(What you have to do): Copy all the material below, exactly as it stands.

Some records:
--

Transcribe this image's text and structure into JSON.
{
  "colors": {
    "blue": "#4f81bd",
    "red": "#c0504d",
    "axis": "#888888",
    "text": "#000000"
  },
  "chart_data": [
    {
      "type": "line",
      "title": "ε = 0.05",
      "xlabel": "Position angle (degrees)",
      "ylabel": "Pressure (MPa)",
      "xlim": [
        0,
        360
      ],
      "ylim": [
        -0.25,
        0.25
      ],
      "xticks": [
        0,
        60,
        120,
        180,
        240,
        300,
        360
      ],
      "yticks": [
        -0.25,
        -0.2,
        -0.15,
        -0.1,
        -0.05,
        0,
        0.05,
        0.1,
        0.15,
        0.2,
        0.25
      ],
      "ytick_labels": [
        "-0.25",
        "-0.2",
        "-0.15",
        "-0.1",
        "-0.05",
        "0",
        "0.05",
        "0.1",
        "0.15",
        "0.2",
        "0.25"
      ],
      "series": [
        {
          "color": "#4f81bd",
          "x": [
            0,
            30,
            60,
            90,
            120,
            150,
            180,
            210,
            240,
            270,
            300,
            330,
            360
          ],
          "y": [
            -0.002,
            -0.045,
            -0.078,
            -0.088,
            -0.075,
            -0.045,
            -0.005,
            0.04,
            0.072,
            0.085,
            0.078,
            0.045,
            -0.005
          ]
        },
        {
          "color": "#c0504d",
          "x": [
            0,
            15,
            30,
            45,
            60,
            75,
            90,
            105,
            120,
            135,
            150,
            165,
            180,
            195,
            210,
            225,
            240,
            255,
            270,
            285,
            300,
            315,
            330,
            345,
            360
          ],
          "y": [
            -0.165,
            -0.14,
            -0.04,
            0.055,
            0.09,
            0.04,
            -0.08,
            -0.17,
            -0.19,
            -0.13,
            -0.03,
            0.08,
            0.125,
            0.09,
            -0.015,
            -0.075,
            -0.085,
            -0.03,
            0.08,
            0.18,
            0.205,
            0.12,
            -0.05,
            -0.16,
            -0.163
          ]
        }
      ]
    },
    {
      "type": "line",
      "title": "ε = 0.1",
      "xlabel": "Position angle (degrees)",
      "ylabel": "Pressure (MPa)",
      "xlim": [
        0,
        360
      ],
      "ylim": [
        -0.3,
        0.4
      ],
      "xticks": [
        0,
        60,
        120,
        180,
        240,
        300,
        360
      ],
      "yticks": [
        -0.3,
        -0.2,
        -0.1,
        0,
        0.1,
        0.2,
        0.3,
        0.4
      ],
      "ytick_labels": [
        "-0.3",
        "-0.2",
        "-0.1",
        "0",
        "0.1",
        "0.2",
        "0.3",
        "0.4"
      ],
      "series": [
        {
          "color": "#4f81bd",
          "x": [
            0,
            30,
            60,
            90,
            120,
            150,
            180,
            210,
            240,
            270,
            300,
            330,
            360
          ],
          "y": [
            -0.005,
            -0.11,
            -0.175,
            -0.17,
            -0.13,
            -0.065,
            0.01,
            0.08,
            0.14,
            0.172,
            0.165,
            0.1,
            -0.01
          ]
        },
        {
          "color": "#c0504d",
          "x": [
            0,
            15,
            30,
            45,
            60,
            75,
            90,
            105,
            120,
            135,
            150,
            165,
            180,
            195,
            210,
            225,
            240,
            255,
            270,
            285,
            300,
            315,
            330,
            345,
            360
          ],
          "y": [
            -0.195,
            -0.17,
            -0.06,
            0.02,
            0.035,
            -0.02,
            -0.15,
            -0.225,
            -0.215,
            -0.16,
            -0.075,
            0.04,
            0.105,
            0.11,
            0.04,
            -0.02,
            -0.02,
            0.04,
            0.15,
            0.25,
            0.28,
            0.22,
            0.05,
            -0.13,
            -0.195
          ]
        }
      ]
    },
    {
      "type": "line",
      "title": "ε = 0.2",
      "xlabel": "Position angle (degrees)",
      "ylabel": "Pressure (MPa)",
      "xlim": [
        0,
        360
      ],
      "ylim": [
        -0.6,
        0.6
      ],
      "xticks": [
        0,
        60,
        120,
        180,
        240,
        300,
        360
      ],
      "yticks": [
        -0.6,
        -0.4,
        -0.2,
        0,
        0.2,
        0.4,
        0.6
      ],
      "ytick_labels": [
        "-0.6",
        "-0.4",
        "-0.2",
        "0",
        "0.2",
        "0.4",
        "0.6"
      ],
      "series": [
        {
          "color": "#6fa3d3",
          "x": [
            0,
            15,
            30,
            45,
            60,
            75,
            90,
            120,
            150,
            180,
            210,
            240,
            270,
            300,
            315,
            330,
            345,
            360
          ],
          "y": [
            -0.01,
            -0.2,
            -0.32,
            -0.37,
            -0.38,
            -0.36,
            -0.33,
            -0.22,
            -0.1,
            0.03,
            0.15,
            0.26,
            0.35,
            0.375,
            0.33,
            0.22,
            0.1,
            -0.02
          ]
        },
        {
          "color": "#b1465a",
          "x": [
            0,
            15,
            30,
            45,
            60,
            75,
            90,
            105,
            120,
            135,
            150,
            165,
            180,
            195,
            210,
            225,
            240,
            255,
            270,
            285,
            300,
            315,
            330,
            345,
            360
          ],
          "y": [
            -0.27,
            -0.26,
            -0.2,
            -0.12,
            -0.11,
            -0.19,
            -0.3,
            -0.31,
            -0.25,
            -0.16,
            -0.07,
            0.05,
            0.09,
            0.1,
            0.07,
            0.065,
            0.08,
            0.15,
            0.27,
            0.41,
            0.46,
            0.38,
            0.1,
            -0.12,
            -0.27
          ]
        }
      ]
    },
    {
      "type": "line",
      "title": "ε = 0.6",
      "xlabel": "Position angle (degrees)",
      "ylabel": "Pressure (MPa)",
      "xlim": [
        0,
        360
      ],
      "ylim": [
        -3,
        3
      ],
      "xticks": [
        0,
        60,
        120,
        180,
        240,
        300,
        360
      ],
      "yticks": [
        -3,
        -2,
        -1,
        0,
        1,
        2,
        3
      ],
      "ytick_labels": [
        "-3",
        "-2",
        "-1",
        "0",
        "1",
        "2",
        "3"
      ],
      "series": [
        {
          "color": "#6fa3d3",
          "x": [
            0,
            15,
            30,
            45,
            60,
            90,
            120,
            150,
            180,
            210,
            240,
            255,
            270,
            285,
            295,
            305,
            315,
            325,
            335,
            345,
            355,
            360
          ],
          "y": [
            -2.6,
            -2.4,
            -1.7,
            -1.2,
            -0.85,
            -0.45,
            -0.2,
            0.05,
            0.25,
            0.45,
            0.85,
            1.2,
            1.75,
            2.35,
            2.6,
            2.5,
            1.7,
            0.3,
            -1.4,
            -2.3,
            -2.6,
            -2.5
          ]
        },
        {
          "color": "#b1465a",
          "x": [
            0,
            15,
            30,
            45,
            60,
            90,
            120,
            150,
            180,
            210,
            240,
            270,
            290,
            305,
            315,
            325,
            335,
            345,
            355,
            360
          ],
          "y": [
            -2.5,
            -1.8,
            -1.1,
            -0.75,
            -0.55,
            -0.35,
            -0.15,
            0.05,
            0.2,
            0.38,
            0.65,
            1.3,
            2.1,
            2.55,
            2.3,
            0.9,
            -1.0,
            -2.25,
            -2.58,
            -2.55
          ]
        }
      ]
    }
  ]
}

--

(Solved exercise):
Transcribe this image's text and structure into JSON.
{
  "colors": {
    "blue": "#4f81bd",
    "red": "#c0504d",
    "axis": "#888888",
    "text": "#000000"
  },
  "chart_data": [
    {
      "type": "line",
      "title": "ε = 0.05",
      "xlabel": "Position angle (degrees)",
      "ylabel": "Pressure (MPa)",
      "xlim": [
        0,
        360
      ],
      "ylim": [
        -0.25,
        0.25
      ],
      "xticks": [
        0,
        60,
        120,
        180,
        240,
        300,
        360
      ],
      "yticks": [
        -0.25,
        -0.2,
        -0.15,
        -0.1,
        -0.05,
        0,
        0.05,
        0.1,
        0.15,
        0.2,
        0.25
      ],
      "ytick_labels": [
        "-0.25",
        "-0.2",
        "-0.15",
        "-0.1",
        "-0.05",
        "0",
        "0.05",
        "0.1",
        "0.15",
        "0.2",
        "0.25"
      ],
      "series": [
        {
          "color": "#4f81bd",
          "x": [
            0,
            30,
            60,
            90,
            120,
            150,
            180,
            210,
            240,
            270,
            300,
            330,
            360
          ],
          "y": [
            -0.002,
            -0.045,
            -0.078,
            -0.088,
            -0.075,
            -0.045,
            -0.005,
            0.04,
            0.072,
            0.085,
            0.078,
            0.045,
            -0.005
          ]
        },
        {
          "color": "#c0504d",
          "x": [
            0,
            15,
            30,
            45,
            60,
            75,
            90,
            105,
            120,
            135,
            150,
            165,
            180,
            195,
            210,
            225,
            240,
            255,
            270,
            285,
            300,
            315,
            330,
            345,
            360
          ],
          "y": [
            -0.165,
            -0.14,
            -0.04,
            0.055,
            0.09,
            0.04,
            -0.08,
            -0.17,
            -0.19,
            -0.13,
            -0.03,
            0.08,
            0.125,
            0.09,
            -0.015,
            -0.075,
            -0.085,
            -0.03,
            0.08,
            0.18,
            0.205,
            0.12,
            -0.05,
            -0.16,
            -0.163
          ]
        }
      ]
    },
    {
      "type": "line",
      "title": "ε = 0.1",
      "xlabel": "Position angle (degrees)",
      "ylabel": "Pressure (MPa)",
      "xlim": [
        0,
        360
      ],
      "ylim": [
        -0.3,
        0.4
      ],
      "xticks": [
        0,
        60,
        120,
        180,
        240,
        300,
        360
      ],
      "yticks": [
        -0.3,
        -0.2,
        -0.1,
        0,
        0.1,
        0.2,
        0.3,
        0.4
      ],
      "ytick_labels": [
        "-0.3",
        "-0.2",
        "-0.1",
        "0",
        "0.1",
        "0.2",
        "0.3",
        "0.4"
      ],
      "series": [
        {
          "color": "#4f81bd",
          "x": [
            0,
            30,
            60,
            90,
            120,
            150,
            180,
            210,
            240,
            270,
            300,
            330,
            360
          ],
          "y": [
            -0.005,
            -0.11,
            -0.175,
            -0.17,
            -0.13,
            -0.065,
            0.01,
            0.08,
            0.14,
            0.172,
            0.165,
            0.1,
            -0.01
          ]
        },
        {
          "color": "#c0504d",
          "x": [
            0,
            15,
            30,
            45,
            60,
            75,
            90,
            105,
            120,
            135,
            150,
            165,
            180,
            195,
            210,
            225,
            240,
            255,
            270,
            285,
            300,
            315,
            330,
            345,
            360
          ],
          "y": [
            -0.195,
            -0.17,
            -0.06,
            0.02,
            0.035,
            -0.02,
            -0.15,
            -0.225,
            -0.215,
            -0.16,
            -0.075,
            0.04,
            0.105,
            0.11,
            0.04,
            -0.02,
            -0.02,
            0.04,
            0.15,
            0.25,
            0.28,
            0.22,
            0.05,
            -0.13,
            -0.195
          ]
        }
      ]
    },
    {
      "type": "line",
      "title": "ε = 0.2",
      "xlabel": "Position angle (degrees)",
      "ylabel": "Pressure (MPa)",
      "xlim": [
        0,
        360
      ],
      "ylim": [
        -0.6,
        0.6
      ],
      "xticks": [
        0,
        60,
        120,
        180,
        240,
        300,
        360
      ],
      "yticks": [
        -0.6,
        -0.4,
        -0.2,
        0,
        0.2,
        0.4,
        0.6
      ],
      "ytick_labels": [
        "-0.6",
        "-0.4",
        "-0.2",
        "0",
        "0.2",
        "0.4",
        "0.6"
      ],
      "series": [
        {
          "color": "#6fa3d3",
          "x": [
            0,
            15,
            30,
            45,
            60,
            75,
            90,
            120,
            150,
            180,
            210,
            240,
            270,
            300,
            315,
            330,
            345,
            360
          ],
          "y": [
            -0.01,
            -0.2,
            -0.32,
            -0.37,
            -0.38,
            -0.36,
            -0.33,
            -0.22,
            -0.1,
            0.03,
            0.15,
            0.26,
            0.35,
            0.375,
            0.33,
            0.22,
            0.1,
            -0.02
          ]
        },
        {
          "color": "#b1465a",
          "x": [
            0,
            15,
            30,
            45,
            60,
            75,
            90,
            105,
            120,
            135,
            150,
            165,
            180,
            195,
            210,
            225,
            240,
            255,
            270,
            285,
            300,
            315,
            330,
            345,
            360
          ],
          "y": [
            -0.27,
            -0.26,
            -0.2,
            -0.12,
            -0.11,
            -0.19,
            -0.3,
            -0.31,
            -0.25,
            -0.16,
            -0.07,
            0.05,
            0.09,
            0.1,
            0.07,
            0.065,
            0.08,
            0.15,
            0.27,
            0.41,
            0.46,
            0.38,
            0.1,
            -0.12,
            -0.27
          ]
        }
      ]
    },
    {
      "type": "line",
      "title": "ε = 0.6",
      "xlabel": "Position angle (degrees)",
      "ylabel": "Pressure (MPa)",
      "xlim": [
        0,
        360
      ],
      "ylim": [
        -3,
        3
      ],
      "xticks": [
        0,
        60,
        120,
        180,
        240,
        300,
        360
      ],
      "yticks": [
        -3,
        -2,
        -1,
        0,
        1,
        2,
        3
      ],
      "ytick_labels": [
        "-3",
        "-2",
        "-1",
        "0",
        "1",
        "2",
        "3"
      ],
      "series": [
        {
          "color": "#6fa3d3",
          "x": [
            0,
            15,
            30,
            45,
            60,
            90,
            120,
            150,
            180,
            210,
            240,
            255,
            270,
            285,
            295,
            305,
            315,
            325,
            335,
            345,
            355,
            360
          ],
          "y": [
            -2.6,
            -2.4,
            -1.7,
            -1.2,
            -0.85,
            -0.45,
            -0.2,
            0.05,
            0.25,
            0.45,
            0.85,
            1.2,
            1.75,
            2.35,
            2.6,
            2.5,
            1.7,
            0.3,
            -1.4,
            -2.3,
            -2.6,
            -2.5
          ]
        },
        {
          "color": "#b1465a",
          "x": [
            0,
            15,
            30,
            45,
            60,
            90,
            120,
            150,
            180,
            210,
            240,
            270,
            290,
            305,
            315,
            325,
            335,
            345,
            355,
            360
          ],
          "y": [
            -2.5,
            -1.8,
            -1.1,
            -0.75,
            -0.55,
            -0.35,
            -0.15,
            0.05,
            0.2,
            0.38,
            0.65,
            1.3,
            2.1,
            2.55,
            2.3,
            0.9,
            -1.0,
            -2.25,
            -2.58,
            -2.55
          ]
        }
      ]
    }
  ]
}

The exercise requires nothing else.